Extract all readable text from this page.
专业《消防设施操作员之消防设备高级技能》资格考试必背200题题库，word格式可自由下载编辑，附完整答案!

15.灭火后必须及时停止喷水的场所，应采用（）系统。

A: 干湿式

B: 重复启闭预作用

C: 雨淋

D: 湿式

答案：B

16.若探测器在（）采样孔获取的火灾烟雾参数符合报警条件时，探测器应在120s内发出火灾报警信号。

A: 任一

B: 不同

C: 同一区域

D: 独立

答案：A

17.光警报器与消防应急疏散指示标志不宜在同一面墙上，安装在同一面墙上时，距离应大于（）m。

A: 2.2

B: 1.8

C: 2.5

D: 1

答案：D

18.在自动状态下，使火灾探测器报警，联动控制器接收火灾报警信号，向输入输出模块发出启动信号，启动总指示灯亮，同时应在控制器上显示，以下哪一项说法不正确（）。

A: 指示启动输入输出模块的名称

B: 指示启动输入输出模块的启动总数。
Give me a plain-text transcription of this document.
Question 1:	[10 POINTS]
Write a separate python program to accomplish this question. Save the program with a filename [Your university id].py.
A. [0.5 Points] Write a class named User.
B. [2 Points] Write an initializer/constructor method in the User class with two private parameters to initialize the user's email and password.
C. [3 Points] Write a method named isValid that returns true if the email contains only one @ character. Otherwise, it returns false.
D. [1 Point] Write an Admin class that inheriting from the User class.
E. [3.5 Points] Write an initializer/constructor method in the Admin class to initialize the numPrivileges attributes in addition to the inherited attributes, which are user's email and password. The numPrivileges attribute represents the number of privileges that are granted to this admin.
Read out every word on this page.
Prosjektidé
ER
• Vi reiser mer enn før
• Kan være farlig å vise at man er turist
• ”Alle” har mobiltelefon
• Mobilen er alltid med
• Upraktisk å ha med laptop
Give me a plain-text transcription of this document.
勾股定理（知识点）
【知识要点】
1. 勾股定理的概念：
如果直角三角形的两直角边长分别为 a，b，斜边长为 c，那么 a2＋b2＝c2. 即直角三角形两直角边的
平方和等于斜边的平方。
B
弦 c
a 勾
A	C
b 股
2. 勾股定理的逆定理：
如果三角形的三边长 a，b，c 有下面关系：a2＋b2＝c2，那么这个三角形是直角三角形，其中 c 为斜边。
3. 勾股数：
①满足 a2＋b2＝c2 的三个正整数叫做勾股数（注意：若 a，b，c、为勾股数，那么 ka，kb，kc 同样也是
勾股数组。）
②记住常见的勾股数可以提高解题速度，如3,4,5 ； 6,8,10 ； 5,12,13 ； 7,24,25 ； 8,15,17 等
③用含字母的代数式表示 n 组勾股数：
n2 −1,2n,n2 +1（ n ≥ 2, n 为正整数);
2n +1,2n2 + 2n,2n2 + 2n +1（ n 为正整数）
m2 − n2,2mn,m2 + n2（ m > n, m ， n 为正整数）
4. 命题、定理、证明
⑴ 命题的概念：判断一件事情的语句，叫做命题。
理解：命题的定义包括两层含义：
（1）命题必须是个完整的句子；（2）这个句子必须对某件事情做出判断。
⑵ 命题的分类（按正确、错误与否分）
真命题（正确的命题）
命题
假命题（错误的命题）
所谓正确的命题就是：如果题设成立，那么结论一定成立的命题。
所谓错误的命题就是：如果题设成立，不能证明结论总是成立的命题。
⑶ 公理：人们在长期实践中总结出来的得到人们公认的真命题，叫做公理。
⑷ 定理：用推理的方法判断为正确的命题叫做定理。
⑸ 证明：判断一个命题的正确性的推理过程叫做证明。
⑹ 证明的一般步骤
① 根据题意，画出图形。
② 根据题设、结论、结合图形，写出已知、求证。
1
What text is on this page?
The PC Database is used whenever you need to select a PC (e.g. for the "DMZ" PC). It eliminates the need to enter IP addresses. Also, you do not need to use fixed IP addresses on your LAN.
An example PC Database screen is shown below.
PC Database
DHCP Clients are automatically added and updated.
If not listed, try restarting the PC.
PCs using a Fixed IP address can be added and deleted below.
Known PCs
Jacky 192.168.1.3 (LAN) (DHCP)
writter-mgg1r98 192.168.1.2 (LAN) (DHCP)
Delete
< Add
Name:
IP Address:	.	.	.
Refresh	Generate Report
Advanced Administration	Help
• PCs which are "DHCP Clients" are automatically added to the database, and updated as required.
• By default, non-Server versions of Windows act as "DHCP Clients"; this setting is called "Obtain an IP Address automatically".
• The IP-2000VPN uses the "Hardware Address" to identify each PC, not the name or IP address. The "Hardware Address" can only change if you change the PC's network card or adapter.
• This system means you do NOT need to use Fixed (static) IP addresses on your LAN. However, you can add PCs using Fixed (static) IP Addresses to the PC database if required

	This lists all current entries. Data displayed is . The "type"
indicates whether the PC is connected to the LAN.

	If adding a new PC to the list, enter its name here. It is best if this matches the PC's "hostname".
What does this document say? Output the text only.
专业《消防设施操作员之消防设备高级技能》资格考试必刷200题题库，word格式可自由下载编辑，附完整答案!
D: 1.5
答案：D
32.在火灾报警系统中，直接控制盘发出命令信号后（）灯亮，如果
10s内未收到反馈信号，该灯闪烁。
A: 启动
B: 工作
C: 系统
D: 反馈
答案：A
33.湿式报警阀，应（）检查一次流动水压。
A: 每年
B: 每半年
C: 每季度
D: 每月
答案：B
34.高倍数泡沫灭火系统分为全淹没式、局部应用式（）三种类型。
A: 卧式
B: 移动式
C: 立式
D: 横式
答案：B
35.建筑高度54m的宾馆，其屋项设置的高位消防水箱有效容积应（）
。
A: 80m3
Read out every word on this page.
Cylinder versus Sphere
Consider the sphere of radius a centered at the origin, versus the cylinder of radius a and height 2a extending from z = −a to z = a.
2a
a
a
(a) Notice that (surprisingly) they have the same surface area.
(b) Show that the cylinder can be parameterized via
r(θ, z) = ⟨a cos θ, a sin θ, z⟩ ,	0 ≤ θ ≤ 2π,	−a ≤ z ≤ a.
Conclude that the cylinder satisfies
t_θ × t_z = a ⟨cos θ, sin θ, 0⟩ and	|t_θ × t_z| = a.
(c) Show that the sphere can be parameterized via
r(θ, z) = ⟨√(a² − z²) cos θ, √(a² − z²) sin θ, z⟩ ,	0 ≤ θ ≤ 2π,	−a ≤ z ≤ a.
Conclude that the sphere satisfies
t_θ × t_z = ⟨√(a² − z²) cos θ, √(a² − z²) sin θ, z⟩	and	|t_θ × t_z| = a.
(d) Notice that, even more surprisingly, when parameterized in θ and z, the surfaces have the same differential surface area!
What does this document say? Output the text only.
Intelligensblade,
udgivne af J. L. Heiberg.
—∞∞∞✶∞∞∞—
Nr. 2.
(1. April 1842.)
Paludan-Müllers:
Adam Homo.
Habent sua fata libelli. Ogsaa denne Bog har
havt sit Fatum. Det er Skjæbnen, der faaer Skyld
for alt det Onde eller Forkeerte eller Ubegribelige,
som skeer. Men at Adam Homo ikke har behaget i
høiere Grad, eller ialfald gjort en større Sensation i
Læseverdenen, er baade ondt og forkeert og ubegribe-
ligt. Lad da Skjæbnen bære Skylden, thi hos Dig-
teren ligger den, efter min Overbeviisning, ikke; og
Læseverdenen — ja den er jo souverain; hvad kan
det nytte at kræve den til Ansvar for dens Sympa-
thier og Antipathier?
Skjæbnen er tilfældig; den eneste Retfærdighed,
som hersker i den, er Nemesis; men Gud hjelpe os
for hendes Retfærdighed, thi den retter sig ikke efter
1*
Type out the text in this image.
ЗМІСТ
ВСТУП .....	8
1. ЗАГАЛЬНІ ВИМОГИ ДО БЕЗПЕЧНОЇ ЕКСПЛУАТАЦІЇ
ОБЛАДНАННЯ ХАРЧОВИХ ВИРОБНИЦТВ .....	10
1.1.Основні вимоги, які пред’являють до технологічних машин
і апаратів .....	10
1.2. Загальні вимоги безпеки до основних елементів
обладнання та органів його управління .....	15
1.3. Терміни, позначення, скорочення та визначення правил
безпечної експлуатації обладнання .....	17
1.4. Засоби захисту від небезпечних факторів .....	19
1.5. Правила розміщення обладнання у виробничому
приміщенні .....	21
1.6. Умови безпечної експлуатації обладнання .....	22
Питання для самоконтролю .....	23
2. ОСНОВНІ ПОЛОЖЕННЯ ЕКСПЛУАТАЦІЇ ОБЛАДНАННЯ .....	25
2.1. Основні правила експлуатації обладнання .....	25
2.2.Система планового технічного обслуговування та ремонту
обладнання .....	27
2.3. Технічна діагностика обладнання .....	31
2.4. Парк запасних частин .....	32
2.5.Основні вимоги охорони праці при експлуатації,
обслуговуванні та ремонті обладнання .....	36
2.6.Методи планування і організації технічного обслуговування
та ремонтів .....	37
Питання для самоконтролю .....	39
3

* Given problem *
Locate each line containing the string "Clients" and show it.

* Output below *
DHCP Clients are automatically added and updated.
• PCs which are "DHCP Clients" are automatically added to the database, and updated as required.
• By default, non-Server versions of Windows act as "DHCP Clients"; this setting is called "Obtain an IP Address automatically".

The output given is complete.